**EXERCISE PROMPT**:
All records below must be retyped exactly.

**Dataset rows**:

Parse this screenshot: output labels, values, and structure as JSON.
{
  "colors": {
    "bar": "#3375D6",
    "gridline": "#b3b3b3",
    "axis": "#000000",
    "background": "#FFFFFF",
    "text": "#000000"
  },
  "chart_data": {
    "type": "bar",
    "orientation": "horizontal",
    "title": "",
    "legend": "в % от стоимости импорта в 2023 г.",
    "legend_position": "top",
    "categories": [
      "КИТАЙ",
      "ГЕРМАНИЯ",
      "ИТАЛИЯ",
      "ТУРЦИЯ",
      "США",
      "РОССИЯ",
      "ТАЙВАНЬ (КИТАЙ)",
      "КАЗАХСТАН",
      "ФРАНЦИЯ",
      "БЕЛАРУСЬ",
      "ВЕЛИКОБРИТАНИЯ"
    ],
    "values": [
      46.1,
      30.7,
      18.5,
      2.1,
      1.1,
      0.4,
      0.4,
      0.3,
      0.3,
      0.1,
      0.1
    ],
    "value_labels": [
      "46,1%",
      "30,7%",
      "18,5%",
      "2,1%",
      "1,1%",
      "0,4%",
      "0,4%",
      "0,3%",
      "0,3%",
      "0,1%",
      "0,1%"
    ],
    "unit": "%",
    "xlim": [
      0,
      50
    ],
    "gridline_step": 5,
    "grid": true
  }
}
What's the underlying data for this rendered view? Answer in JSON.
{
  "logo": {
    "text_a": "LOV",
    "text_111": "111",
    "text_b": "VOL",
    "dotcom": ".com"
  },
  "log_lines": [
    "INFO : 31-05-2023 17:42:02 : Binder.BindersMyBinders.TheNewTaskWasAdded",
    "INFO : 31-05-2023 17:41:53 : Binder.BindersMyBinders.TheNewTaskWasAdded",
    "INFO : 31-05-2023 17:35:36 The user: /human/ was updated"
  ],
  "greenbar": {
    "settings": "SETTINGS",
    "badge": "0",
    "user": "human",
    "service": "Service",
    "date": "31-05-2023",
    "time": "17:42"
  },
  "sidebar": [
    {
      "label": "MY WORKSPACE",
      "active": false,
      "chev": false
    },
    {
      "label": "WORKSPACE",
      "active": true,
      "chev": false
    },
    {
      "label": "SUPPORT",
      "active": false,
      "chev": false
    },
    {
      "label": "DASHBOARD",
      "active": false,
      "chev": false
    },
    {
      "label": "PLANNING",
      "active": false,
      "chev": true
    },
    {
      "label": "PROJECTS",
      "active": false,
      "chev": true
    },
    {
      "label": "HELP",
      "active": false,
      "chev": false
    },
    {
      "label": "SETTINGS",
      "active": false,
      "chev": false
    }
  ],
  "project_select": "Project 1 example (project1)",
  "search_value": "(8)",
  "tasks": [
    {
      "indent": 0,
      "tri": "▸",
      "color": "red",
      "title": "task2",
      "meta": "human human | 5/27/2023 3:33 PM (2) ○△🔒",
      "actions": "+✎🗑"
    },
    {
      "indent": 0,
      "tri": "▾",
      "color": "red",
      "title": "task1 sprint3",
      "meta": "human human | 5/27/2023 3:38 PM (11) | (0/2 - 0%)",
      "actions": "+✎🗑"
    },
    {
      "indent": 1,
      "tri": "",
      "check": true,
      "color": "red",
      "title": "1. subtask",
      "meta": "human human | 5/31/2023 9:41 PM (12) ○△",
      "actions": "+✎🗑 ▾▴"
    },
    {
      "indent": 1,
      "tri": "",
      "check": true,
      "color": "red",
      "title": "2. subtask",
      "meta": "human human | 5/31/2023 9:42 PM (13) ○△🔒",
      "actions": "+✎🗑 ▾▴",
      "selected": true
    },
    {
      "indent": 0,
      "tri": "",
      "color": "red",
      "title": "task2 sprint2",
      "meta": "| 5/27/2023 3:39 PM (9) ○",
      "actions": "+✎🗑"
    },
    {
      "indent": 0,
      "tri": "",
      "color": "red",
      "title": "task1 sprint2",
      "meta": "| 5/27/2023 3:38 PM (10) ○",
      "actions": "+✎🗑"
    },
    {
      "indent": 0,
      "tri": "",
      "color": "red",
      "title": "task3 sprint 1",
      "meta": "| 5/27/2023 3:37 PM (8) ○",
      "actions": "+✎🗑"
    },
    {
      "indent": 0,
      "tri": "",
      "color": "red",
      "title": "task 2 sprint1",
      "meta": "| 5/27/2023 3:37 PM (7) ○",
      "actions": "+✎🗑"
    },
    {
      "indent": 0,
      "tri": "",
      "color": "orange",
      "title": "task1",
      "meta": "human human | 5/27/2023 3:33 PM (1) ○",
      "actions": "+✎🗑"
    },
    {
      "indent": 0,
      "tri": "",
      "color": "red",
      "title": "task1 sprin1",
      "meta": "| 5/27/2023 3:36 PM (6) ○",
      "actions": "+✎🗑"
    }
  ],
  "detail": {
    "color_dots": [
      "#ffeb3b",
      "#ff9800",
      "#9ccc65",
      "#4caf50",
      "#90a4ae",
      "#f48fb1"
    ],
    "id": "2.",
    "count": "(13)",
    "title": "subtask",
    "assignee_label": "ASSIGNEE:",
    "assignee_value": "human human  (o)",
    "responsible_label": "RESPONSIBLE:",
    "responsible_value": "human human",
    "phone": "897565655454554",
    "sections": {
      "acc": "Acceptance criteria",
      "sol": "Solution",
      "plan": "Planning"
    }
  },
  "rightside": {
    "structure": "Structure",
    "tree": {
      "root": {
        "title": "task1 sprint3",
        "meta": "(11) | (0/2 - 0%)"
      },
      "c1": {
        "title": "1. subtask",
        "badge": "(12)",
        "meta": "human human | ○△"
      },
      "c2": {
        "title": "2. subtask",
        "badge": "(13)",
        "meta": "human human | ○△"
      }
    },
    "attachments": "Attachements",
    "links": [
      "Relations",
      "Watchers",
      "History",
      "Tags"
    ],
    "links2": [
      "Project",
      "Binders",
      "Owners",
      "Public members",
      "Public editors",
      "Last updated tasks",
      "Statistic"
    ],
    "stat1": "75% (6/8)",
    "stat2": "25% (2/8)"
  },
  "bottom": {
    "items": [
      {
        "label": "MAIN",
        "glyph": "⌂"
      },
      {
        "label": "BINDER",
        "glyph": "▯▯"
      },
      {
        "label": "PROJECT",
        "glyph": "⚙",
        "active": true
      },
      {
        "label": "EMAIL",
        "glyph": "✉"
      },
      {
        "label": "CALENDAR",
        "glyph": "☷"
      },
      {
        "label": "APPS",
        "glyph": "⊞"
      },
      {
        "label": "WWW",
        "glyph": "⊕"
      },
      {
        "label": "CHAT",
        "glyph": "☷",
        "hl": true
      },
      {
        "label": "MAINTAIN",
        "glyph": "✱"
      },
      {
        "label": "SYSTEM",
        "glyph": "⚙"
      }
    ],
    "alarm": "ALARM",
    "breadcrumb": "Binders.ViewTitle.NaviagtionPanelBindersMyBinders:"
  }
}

**WRITTEN SOLUTION**:
Parse this screenshot: output labels, values, and structure as JSON.
{
  "colors": {
    "bar": "#3375D6",
    "gridline": "#b3b3b3",
    "axis": "#000000",
    "background": "#FFFFFF",
    "text": "#000000"
  },
  "chart_data": {
    "type": "bar",
    "orientation": "horizontal",
    "title": "",
    "legend": "в % от стоимости импорта в 2023 г.",
    "legend_position": "top",
    "categories": [
      "КИТАЙ",
      "ГЕРМАНИЯ",
      "ИТАЛИЯ",
      "ТУРЦИЯ",
      "США",
      "РОССИЯ",
      "ТАЙВАНЬ (КИТАЙ)",
      "КАЗАХСТАН",
      "ФРАНЦИЯ",
      "БЕЛАРУСЬ",
      "ВЕЛИКОБРИТАНИЯ"
    ],
    "values": [
      46.1,
      30.7,
      18.5,
      2.1,
      1.1,
      0.4,
      0.4,
      0.3,
      0.3,
      0.1,
      0.1
    ],
    "value_labels": [
      "46,1%",
      "30,7%",
      "18,5%",
      "2,1%",
      "1,1%",
      "0,4%",
      "0,4%",
      "0,3%",
      "0,3%",
      "0,1%",
      "0,1%"
    ],
    "unit": "%",
    "xlim": [
      0,
      50
    ],
    "gridline_step": 5,
    "grid": true
  }
}
What's the underlying data for this rendered view? Answer in JSON.
{
  "logo": {
    "text_a": "LOV",
    "text_111": "111",
    "text_b": "VOL",
    "dotcom": ".com"
  },
  "log_lines": [
    "INFO : 31-05-2023 17:42:02 : Binder.BindersMyBinders.TheNewTaskWasAdded",
    "INFO : 31-05-2023 17:41:53 : Binder.BindersMyBinders.TheNewTaskWasAdded",
    "INFO : 31-05-2023 17:35:36 The user: /human/ was updated"
  ],
  "greenbar": {
    "settings": "SETTINGS",
    "badge": "0",
    "user": "human",
    "service": "Service",
    "date": "31-05-2023",
    "time": "17:42"
  },
  "sidebar": [
    {
      "label": "MY WORKSPACE",
      "active": false,
      "chev": false
    },
    {
      "label": "WORKSPACE",
      "active": true,
      "chev": false
    },
    {
      "label": "SUPPORT",
      "active": false,
      "chev": false
    },
    {
      "label": "DASHBOARD",
      "active": false,
      "chev": false
    },
    {
      "label": "PLANNING",
      "active": false,
      "chev": true
    },
    {
      "label": "PROJECTS",
      "active": false,
      "chev": true
    },
    {
      "label": "HELP",
      "active": false,
      "chev": false
    },
    {
      "label": "SETTINGS",
      "active": false,
      "chev": false
    }
  ],
  "project_select": "Project 1 example (project1)",
  "search_value": "(8)",
  "tasks": [
    {
      "indent": 0,
      "tri": "▸",
      "color": "red",
      "title": "task2",
      "meta": "human human | 5/27/2023 3:33 PM (2) ○△🔒",
      "actions": "+✎🗑"
    },
    {
      "indent": 0,
      "tri": "▾",
      "color": "red",
      "title": "task1 sprint3",
      "meta": "human human | 5/27/2023 3:38 PM (11) | (0/2 - 0%)",
      "actions": "+✎🗑"
    },
    {
      "indent": 1,
      "tri": "",
      "check": true,
      "color": "red",
      "title": "1. subtask",
      "meta": "human human | 5/31/2023 9:41 PM (12) ○△",
      "actions": "+✎🗑 ▾▴"
    },
    {
      "indent": 1,
      "tri": "",
      "check": true,
      "color": "red",
      "title": "2. subtask",
      "meta": "human human | 5/31/2023 9:42 PM (13) ○△🔒",
      "actions": "+✎🗑 ▾▴",
      "selected": true
    },
    {
      "indent": 0,
      "tri": "",
      "color": "red",
      "title": "task2 sprint2",
      "meta": "| 5/27/2023 3:39 PM (9) ○",
      "actions": "+✎🗑"
    },
    {
      "indent": 0,
      "tri": "",
      "color": "red",
      "title": "task1 sprint2",
      "meta": "| 5/27/2023 3:38 PM (10) ○",
      "actions": "+✎🗑"
    },
    {
      "indent": 0,
      "tri": "",
      "color": "red",
      "title": "task3 sprint 1",
      "meta": "| 5/27/2023 3:37 PM (8) ○",
      "actions": "+✎🗑"
    },
    {
      "indent": 0,
      "tri": "",
      "color": "red",
      "title": "task 2 sprint1",
      "meta": "| 5/27/2023 3:37 PM (7) ○",
      "actions": "+✎🗑"
    },
    {
      "indent": 0,
      "tri": "",
      "color": "orange",
      "title": "task1",
      "meta": "human human | 5/27/2023 3:33 PM (1) ○",
      "actions": "+✎🗑"
    },
    {
      "indent": 0,
      "tri": "",
      "color": "red",
      "title": "task1 sprin1",
      "meta": "| 5/27/2023 3:36 PM (6) ○",
      "actions": "+✎🗑"
    }
  ],
  "detail": {
    "color_dots": [
      "#ffeb3b",
      "#ff9800",
      "#9ccc65",
      "#4caf50",
      "#90a4ae",
      "#f48fb1"
    ],
    "id": "2.",
    "count": "(13)",
    "title": "subtask",
    "assignee_label": "ASSIGNEE:",
    "assignee_value": "human human  (o)",
    "responsible_label": "RESPONSIBLE:",
    "responsible_value": "human human",
    "phone": "897565655454554",
    "sections": {
      "acc": "Acceptance criteria",
      "sol": "Solution",
      "plan": "Planning"
    }
  },
  "rightside": {
    "structure": "Structure",
    "tree": {
      "root": {
        "title": "task1 sprint3",
        "meta": "(11) | (0/2 - 0%)"
      },
      "c1": {
        "title": "1. subtask",
        "badge": "(12)",
        "meta": "human human | ○△"
      },
      "c2": {
        "title": "2. subtask",
        "badge": "(13)",
        "meta": "human human | ○△"
      }
    },
    "attachments": "Attachements",
    "links": [
      "Relations",
      "Watchers",
      "History",
      "Tags"
    ],
    "links2": [
      "Project",
      "Binders",
      "Owners",
      "Public members",
      "Public editors",
      "Last updated tasks",
      "Statistic"
    ],
    "stat1": "75% (6/8)",
    "stat2": "25% (2/8)"
  },
  "bottom": {
    "items": [
      {
        "label": "MAIN",
        "glyph": "⌂"
      },
      {
        "label": "BINDER",
        "glyph": "▯▯"
      },
      {
        "label": "PROJECT",
        "glyph": "⚙",
        "active": true
      },
      {
        "label": "EMAIL",
        "glyph": "✉"
      },
      {
        "label": "CALENDAR",
        "glyph": "☷"
      },
      {
        "label": "APPS",
        "glyph": "⊞"
      },
      {
        "label": "WWW",
        "glyph": "⊕"
      },
      {
        "label": "CHAT",
        "glyph": "☷",
        "hl": true
      },
      {
        "label": "MAINTAIN",
        "glyph": "✱"
      },
      {
        "label": "SYSTEM",
        "glyph": "⚙"
      }
    ],
    "alarm": "ALARM",
    "breadcrumb": "Binders.ViewTitle.NaviagtionPanelBindersMyBinders:"
  }
}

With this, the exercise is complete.